Pick every line with "Сахрана" from the material below.

# Task input
##############################

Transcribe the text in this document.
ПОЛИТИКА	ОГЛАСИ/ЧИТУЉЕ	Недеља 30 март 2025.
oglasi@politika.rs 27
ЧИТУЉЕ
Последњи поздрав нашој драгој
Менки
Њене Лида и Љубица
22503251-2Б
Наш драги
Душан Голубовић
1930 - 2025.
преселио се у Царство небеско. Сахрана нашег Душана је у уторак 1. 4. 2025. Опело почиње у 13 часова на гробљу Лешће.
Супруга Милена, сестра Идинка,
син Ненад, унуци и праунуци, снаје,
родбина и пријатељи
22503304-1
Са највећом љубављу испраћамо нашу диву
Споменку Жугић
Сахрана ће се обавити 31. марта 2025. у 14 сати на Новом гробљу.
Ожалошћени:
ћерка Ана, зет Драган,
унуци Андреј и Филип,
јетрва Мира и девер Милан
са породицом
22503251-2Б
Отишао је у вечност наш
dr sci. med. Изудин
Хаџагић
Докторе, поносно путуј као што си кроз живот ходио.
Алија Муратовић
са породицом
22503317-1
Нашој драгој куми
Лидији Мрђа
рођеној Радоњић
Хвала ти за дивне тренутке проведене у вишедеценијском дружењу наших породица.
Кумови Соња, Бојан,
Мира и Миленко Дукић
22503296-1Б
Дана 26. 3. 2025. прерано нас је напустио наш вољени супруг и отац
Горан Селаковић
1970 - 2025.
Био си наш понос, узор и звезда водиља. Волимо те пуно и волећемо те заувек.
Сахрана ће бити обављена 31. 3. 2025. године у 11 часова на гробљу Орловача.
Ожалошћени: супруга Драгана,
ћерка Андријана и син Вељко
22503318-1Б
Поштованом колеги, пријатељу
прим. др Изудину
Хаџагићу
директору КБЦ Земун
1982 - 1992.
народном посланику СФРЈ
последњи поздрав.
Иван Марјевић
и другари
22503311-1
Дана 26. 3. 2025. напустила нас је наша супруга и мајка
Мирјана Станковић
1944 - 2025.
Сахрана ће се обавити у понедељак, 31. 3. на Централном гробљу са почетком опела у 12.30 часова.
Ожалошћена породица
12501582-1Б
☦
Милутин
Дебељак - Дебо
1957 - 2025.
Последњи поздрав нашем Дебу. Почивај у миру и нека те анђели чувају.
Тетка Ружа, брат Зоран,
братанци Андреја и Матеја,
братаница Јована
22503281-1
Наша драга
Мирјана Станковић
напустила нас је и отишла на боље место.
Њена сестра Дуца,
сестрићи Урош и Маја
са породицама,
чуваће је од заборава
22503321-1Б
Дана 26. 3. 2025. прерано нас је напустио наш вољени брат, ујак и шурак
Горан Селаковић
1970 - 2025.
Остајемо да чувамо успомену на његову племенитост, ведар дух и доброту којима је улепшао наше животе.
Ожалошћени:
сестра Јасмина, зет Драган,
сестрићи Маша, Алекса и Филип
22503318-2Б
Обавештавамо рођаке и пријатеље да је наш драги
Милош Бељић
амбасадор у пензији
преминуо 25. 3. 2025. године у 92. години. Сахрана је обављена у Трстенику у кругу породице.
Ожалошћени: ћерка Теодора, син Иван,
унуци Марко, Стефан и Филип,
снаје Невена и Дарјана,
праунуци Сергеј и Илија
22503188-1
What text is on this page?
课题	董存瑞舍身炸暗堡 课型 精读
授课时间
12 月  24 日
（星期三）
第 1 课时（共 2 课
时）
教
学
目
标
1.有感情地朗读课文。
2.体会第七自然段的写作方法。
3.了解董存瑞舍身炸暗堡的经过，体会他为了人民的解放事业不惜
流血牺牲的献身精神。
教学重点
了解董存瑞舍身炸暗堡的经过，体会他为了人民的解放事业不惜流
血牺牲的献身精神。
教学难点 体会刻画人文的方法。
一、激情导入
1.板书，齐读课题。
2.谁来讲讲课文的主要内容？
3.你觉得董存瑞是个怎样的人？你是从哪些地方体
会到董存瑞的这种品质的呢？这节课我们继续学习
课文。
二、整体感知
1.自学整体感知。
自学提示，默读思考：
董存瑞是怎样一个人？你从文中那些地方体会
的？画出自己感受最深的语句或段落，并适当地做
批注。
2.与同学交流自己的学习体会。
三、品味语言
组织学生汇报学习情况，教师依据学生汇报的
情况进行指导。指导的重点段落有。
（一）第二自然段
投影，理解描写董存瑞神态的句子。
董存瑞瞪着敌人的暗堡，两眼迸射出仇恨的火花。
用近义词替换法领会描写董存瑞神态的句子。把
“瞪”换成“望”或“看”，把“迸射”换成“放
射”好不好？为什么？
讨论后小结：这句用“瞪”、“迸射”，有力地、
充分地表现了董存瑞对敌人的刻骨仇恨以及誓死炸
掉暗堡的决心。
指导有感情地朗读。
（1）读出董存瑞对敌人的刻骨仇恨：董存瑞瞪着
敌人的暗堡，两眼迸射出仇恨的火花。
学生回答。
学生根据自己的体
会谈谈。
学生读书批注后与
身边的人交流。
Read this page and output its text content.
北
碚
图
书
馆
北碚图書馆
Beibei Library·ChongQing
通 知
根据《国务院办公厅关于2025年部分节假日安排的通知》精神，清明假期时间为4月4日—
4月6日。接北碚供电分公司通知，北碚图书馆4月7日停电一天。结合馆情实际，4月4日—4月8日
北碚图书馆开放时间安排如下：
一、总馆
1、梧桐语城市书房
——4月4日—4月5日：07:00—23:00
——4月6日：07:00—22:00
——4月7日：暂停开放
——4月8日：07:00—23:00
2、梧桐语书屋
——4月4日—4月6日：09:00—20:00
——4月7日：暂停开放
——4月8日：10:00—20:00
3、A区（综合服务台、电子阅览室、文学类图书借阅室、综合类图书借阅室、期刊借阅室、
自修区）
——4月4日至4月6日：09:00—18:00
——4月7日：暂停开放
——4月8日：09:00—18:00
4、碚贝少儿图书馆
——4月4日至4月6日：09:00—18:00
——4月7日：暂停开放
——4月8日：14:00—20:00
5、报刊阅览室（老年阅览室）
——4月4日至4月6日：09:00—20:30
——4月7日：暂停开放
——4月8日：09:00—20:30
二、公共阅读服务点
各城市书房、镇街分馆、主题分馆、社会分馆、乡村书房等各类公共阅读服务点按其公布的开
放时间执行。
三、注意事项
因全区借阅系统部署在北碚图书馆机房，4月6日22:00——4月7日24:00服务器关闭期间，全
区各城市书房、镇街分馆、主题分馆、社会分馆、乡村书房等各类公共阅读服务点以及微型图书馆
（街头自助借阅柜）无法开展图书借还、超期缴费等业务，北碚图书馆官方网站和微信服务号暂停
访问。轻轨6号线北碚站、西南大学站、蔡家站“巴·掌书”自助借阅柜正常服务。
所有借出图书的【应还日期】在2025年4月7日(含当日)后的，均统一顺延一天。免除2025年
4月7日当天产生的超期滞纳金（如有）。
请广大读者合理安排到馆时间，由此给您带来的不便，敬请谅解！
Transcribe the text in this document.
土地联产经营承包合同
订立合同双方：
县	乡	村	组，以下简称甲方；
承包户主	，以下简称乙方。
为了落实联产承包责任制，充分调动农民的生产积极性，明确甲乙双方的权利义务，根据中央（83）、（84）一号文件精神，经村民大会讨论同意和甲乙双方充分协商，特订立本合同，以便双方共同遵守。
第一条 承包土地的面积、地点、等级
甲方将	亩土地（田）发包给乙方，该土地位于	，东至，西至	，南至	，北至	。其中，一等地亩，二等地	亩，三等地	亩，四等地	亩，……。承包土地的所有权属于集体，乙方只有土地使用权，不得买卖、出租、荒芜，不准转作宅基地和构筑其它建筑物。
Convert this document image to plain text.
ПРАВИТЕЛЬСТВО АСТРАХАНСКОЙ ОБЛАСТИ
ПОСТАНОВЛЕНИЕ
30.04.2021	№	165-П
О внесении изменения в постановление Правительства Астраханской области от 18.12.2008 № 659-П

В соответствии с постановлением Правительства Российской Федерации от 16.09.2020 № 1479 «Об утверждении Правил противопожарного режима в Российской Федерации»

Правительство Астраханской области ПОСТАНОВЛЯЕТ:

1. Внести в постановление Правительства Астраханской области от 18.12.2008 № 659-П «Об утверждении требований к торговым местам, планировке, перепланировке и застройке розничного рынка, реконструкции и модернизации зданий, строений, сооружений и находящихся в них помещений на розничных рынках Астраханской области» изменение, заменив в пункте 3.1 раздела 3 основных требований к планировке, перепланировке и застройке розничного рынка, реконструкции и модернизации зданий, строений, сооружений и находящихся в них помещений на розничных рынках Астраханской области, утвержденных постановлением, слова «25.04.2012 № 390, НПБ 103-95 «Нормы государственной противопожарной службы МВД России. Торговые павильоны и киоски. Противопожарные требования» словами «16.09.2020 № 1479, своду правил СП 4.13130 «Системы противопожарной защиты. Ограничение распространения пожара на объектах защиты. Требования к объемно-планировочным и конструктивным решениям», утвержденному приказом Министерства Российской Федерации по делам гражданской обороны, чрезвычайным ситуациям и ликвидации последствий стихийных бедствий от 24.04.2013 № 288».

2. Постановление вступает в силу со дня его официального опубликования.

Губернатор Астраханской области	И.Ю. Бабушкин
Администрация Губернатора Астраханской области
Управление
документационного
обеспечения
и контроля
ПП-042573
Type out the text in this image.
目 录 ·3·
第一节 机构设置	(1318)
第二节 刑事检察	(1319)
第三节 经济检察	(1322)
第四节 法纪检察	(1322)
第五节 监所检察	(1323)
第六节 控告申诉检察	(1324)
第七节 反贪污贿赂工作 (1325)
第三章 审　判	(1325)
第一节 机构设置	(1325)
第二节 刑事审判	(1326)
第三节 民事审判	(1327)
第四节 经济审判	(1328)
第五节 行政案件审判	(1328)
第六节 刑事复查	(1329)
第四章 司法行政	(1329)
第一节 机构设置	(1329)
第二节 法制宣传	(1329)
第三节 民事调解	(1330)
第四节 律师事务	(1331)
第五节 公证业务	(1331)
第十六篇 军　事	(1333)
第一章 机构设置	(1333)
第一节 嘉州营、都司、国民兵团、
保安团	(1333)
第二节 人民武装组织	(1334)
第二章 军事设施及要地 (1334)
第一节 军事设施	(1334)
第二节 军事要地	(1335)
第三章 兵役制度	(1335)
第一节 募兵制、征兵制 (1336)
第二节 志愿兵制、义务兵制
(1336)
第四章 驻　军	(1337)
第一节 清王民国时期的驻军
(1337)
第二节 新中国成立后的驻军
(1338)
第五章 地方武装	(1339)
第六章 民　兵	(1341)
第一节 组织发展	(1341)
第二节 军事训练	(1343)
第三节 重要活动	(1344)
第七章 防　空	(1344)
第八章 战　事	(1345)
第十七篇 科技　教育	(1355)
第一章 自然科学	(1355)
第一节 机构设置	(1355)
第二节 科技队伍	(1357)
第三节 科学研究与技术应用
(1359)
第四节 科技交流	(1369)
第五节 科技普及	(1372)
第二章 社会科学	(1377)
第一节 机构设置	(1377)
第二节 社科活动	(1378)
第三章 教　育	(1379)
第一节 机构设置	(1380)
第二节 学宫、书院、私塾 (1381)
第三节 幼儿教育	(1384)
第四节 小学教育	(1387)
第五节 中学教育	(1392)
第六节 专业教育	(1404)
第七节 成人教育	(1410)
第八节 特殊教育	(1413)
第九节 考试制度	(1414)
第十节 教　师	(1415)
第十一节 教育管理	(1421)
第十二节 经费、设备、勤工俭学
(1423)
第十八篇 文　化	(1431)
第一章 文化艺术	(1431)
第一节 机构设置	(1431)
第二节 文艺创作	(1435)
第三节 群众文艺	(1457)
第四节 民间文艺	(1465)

##############################

# Response to the exercise
преселио се у Царство небеско. Сахрана нашег Душана је у уторак 1. 4. 2025. Опело почиње у 13 часова на гробљу Лешће.
Сахрана ће се обавити 31. марта 2025. у 14 сати на Новом гробљу.
Сахрана ће бити обављена 31. 3. 2025. године у 11 часова на гробљу Орловача.
Сахрана ће се обавити у понедељак, 31. 3. на Централном гробљу са почетком опела у 12.30 часова.
преминуо 25. 3. 2025. године у 92. години. Сахрана је обављена у Трстенику у кругу породице.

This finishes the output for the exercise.